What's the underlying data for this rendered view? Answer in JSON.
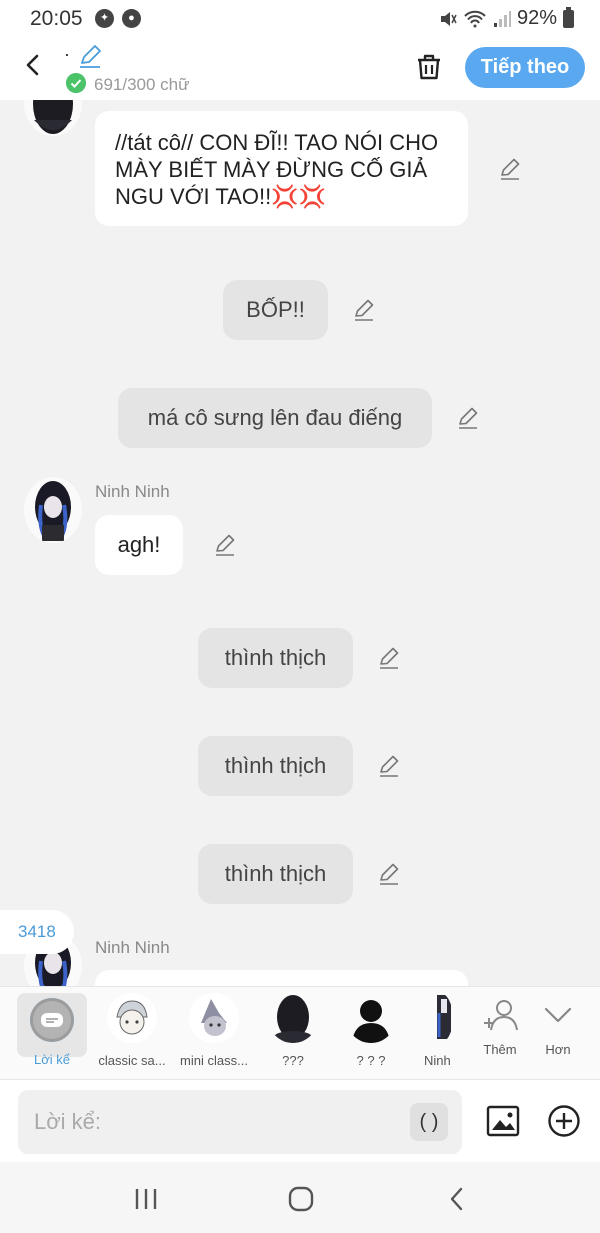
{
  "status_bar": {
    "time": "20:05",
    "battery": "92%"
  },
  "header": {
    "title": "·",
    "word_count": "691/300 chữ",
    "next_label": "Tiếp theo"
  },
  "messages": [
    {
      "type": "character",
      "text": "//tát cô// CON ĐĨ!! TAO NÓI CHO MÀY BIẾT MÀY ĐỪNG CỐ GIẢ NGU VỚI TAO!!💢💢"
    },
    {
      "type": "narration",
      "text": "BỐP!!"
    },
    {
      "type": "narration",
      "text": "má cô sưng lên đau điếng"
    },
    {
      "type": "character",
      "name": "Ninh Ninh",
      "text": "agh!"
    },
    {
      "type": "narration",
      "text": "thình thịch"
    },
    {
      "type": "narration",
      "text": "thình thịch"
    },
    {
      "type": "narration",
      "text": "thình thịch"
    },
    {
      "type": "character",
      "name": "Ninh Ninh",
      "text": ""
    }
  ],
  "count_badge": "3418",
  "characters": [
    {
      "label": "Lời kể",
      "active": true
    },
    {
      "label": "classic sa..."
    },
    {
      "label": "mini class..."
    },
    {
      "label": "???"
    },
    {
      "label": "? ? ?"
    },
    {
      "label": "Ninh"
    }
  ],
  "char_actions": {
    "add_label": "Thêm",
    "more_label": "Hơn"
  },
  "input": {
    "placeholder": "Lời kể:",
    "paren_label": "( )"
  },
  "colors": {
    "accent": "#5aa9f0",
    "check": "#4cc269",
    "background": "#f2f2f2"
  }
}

--

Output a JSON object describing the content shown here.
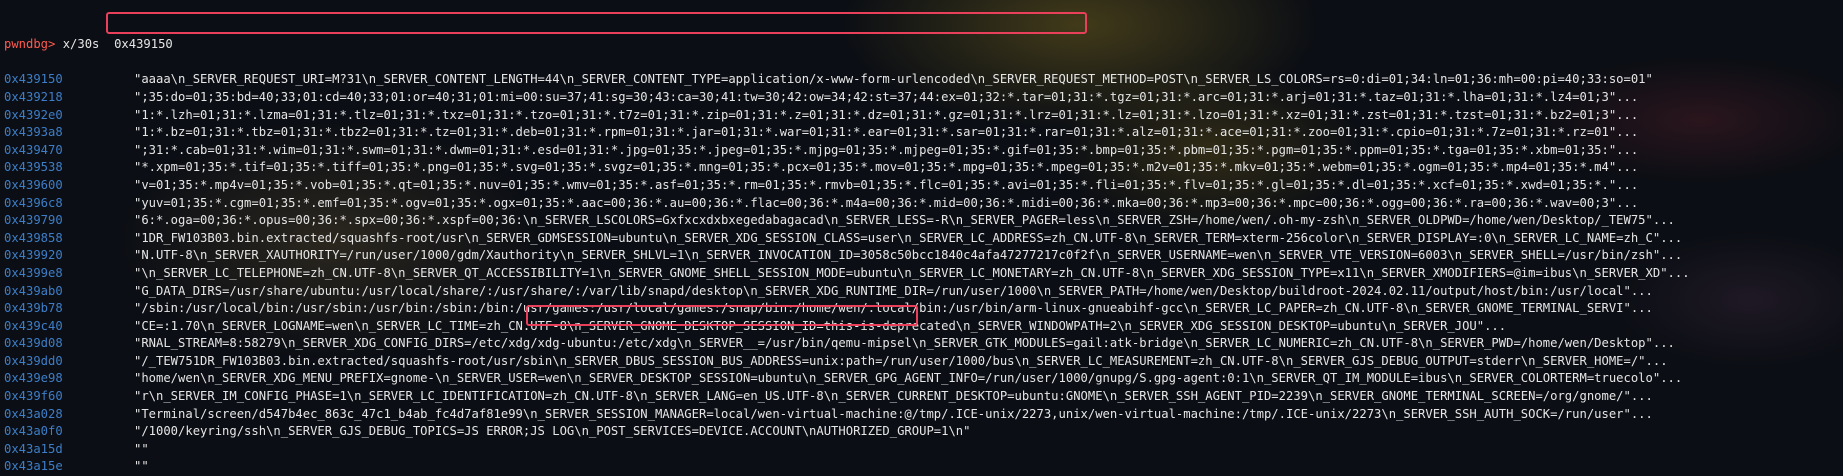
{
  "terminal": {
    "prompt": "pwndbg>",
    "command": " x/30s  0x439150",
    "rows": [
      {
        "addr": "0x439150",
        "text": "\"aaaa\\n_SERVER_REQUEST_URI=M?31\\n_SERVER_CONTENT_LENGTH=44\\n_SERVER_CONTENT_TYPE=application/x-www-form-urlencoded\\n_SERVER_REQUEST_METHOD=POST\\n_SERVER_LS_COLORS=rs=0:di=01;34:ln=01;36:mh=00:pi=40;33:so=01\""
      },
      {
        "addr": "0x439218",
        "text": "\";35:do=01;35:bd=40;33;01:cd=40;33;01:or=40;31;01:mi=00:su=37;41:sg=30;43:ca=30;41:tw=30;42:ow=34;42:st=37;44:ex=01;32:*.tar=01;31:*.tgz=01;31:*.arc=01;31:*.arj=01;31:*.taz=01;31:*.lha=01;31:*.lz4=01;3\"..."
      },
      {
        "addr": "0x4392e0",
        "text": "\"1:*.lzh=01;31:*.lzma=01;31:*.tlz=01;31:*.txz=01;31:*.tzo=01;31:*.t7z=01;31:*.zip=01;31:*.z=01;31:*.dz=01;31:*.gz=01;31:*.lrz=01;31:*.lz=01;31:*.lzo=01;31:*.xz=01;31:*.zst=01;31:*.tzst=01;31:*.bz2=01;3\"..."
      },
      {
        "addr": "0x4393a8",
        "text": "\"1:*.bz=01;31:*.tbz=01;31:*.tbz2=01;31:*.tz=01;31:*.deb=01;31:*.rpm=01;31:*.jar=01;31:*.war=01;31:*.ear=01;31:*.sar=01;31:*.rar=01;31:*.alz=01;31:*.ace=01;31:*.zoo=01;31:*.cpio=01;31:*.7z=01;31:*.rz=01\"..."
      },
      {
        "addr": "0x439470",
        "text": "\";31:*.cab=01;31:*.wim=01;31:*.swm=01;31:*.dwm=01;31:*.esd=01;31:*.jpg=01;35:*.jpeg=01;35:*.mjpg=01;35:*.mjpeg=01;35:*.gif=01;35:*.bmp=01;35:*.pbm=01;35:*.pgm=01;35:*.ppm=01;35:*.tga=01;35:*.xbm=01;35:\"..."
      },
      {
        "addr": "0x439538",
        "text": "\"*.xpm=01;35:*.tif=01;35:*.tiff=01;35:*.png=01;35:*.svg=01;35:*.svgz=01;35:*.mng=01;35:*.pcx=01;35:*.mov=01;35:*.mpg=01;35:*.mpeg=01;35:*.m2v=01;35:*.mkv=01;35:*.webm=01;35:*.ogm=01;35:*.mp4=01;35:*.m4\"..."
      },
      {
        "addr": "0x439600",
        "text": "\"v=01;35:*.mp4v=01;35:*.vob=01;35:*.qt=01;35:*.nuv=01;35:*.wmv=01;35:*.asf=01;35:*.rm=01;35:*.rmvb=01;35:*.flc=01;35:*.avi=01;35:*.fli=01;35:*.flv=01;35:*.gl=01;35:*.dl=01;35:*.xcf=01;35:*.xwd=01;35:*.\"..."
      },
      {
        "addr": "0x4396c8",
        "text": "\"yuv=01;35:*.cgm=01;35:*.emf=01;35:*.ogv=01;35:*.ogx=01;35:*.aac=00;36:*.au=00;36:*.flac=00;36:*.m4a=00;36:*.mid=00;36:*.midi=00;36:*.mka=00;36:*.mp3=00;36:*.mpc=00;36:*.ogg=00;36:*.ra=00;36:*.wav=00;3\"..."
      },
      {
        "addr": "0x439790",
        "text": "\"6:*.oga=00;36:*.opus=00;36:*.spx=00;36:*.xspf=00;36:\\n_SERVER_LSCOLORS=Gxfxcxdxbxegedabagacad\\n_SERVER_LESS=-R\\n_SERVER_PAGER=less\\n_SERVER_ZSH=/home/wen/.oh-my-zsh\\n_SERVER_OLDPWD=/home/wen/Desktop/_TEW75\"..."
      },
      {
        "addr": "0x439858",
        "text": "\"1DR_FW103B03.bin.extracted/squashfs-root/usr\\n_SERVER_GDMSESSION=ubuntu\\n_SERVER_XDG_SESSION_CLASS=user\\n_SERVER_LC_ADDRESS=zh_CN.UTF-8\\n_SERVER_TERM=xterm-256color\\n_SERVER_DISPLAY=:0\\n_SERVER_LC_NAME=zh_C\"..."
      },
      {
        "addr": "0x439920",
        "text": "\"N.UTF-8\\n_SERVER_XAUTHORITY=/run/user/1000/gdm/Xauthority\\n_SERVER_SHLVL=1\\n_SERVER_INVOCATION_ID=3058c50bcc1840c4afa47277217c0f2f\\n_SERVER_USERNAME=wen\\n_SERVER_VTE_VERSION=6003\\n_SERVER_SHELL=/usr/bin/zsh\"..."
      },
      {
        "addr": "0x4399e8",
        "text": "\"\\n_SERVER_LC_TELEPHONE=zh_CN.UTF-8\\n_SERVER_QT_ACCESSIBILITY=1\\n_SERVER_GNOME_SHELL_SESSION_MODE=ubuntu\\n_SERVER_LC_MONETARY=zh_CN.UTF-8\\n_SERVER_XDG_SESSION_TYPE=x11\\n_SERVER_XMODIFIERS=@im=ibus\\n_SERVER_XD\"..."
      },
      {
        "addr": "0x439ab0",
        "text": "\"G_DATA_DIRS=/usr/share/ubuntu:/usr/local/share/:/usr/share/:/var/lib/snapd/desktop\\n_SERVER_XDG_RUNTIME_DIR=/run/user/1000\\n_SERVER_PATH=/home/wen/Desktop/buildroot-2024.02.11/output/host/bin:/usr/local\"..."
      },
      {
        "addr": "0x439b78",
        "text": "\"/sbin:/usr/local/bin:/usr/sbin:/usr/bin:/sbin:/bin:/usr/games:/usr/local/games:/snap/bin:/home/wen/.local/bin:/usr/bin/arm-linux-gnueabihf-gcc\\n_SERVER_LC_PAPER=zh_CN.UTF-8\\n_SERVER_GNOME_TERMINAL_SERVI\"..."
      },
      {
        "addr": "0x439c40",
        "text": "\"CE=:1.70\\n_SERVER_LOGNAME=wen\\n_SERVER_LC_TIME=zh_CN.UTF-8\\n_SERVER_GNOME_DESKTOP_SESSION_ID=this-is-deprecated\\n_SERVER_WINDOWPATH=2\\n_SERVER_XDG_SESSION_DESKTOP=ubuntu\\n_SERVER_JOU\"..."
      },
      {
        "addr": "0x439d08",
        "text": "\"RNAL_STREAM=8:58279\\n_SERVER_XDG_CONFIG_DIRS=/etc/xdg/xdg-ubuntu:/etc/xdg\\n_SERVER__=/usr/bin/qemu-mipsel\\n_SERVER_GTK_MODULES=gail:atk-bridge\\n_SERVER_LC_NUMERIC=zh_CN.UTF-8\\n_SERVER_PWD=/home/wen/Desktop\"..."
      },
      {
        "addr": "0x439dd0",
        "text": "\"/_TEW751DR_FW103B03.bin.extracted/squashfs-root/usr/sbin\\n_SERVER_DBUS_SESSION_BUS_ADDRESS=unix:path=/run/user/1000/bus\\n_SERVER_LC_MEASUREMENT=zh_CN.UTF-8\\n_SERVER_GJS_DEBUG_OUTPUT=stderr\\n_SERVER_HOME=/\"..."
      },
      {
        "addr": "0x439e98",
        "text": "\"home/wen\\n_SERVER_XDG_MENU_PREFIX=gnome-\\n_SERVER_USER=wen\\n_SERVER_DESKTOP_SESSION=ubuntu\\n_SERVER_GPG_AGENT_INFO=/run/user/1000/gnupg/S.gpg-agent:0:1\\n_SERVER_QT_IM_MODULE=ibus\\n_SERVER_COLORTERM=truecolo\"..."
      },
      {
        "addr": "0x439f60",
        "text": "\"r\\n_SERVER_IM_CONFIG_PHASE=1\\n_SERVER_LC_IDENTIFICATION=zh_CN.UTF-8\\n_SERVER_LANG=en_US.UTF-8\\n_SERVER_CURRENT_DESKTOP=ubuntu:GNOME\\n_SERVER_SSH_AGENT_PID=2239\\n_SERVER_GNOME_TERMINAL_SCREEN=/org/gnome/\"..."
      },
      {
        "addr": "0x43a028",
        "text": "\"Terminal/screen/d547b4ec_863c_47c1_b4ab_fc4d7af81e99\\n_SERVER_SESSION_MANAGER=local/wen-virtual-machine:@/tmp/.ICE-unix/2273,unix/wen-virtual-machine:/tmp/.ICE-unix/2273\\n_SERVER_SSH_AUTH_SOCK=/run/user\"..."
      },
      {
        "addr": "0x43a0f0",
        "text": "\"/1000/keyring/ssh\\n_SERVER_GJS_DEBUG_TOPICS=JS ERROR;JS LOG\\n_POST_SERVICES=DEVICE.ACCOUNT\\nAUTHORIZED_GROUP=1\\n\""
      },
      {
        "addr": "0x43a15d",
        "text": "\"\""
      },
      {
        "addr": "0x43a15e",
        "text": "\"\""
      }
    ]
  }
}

- [Work to complete]
List the lines of the material in which the word "extracted" occurs.

- [Correct result]
        "text": "\"1DR_FW103B03.bin.extracted/squashfs-root/usr\\n_SERVER_GDMSESSION=ubuntu\\n_SERVER_XDG_SESSION_CLASS=user\\n_SERVER_LC_ADDRESS=zh_CN.UTF-8\\n_SERVER_TERM=xterm-256color\\n_SERVER_DISPLAY=:0\\n_SERVER_LC_NAME=zh_C\"..."
        "text": "\"/_TEW751DR_FW103B03.bin.extracted/squashfs-root/usr/sbin\\n_SERVER_DBUS_SESSION_BUS_ADDRESS=unix:path=/run/user/1000/bus\\n_SERVER_LC_MEASUREMENT=zh_CN.UTF-8\\n_SERVER_GJS_DEBUG_OUTPUT=stderr\\n_SERVER_HOME=/\"..."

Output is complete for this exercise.